*Provided information:*
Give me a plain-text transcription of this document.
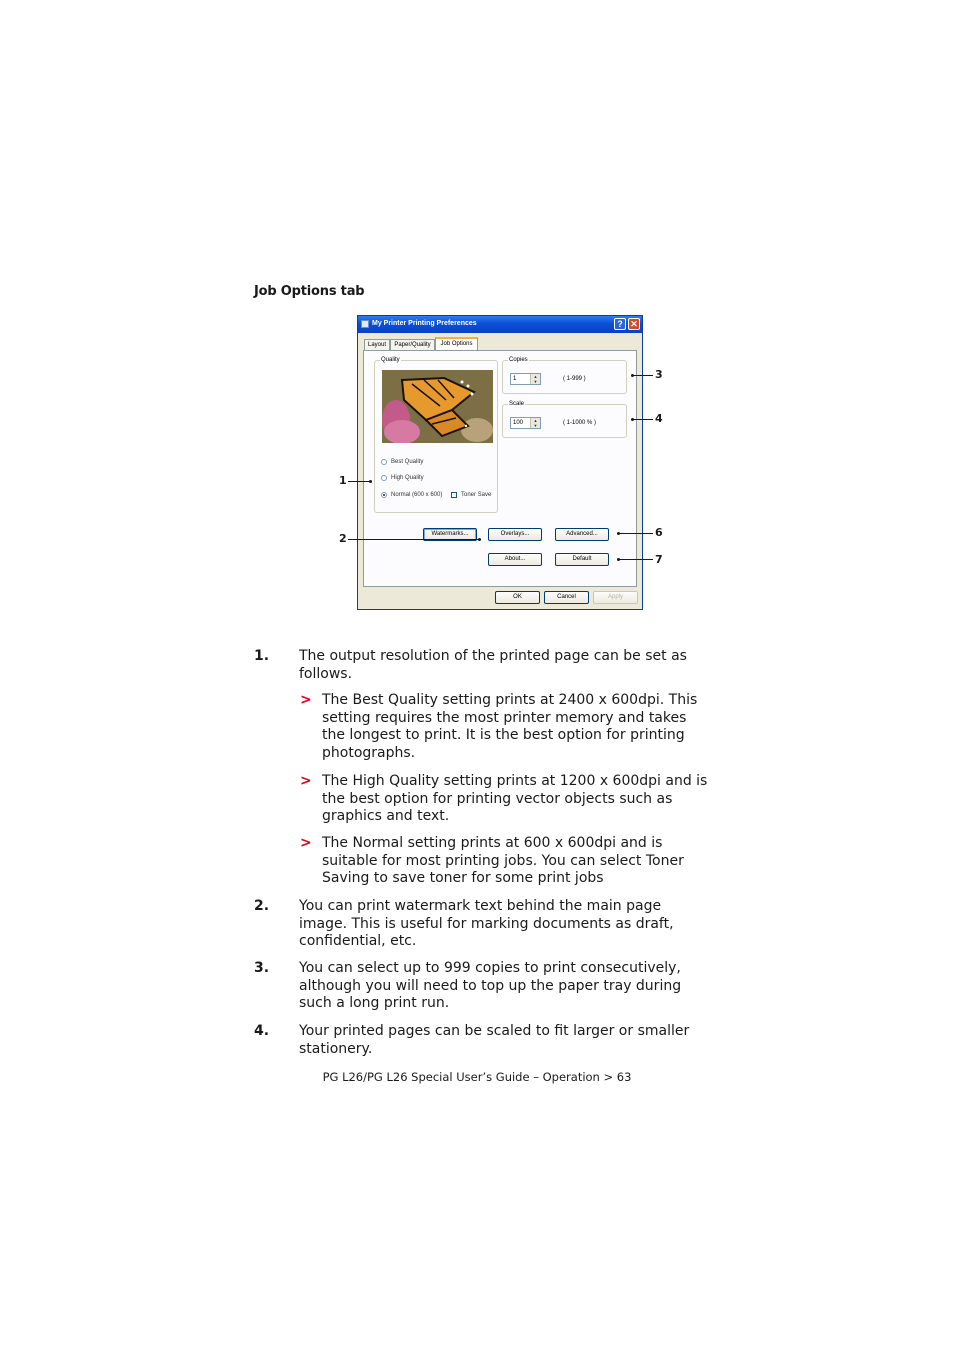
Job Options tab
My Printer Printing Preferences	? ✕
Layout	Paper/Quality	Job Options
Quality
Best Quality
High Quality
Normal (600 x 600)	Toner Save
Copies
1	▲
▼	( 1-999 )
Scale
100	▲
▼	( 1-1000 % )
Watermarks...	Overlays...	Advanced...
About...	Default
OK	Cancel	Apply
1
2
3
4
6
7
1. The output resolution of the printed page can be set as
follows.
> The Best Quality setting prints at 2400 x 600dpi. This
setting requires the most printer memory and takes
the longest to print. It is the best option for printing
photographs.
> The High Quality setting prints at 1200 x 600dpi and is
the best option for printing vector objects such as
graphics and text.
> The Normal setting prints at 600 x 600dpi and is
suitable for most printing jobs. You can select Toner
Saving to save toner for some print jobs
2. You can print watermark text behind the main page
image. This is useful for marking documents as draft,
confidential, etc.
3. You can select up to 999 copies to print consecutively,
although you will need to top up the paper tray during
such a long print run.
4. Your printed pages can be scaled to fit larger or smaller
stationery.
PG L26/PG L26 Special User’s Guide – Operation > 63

---

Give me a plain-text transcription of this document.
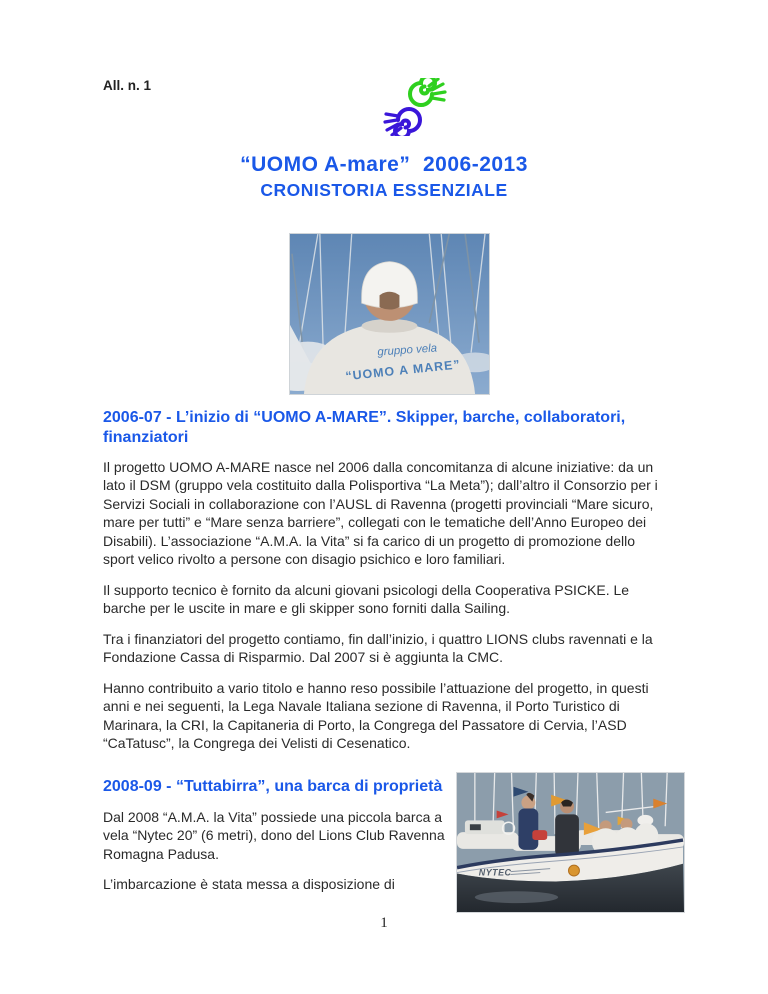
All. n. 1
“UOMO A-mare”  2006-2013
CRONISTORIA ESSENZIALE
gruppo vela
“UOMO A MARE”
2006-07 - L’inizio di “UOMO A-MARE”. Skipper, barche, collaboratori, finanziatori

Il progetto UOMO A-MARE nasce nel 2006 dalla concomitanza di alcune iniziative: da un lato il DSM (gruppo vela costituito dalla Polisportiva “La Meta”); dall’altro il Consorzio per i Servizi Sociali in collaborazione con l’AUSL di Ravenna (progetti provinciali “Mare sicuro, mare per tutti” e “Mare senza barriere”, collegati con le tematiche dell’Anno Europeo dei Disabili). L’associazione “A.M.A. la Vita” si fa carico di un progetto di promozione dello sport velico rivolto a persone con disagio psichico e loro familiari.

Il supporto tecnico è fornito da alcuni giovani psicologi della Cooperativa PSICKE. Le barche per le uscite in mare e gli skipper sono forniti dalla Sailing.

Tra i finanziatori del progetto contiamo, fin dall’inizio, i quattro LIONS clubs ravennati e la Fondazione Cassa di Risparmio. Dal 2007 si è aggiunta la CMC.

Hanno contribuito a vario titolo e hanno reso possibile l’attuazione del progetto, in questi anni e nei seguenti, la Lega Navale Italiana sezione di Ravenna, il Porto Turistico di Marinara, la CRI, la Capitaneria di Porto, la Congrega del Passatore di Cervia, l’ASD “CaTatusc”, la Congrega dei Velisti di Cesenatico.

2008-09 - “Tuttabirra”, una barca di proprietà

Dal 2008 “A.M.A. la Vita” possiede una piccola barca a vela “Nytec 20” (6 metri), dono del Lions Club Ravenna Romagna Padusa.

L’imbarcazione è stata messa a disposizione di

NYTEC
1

*Your task:* Go over the records above line by line and count those holding the word "select". Reply only with the number.

*Answer for the task:* 2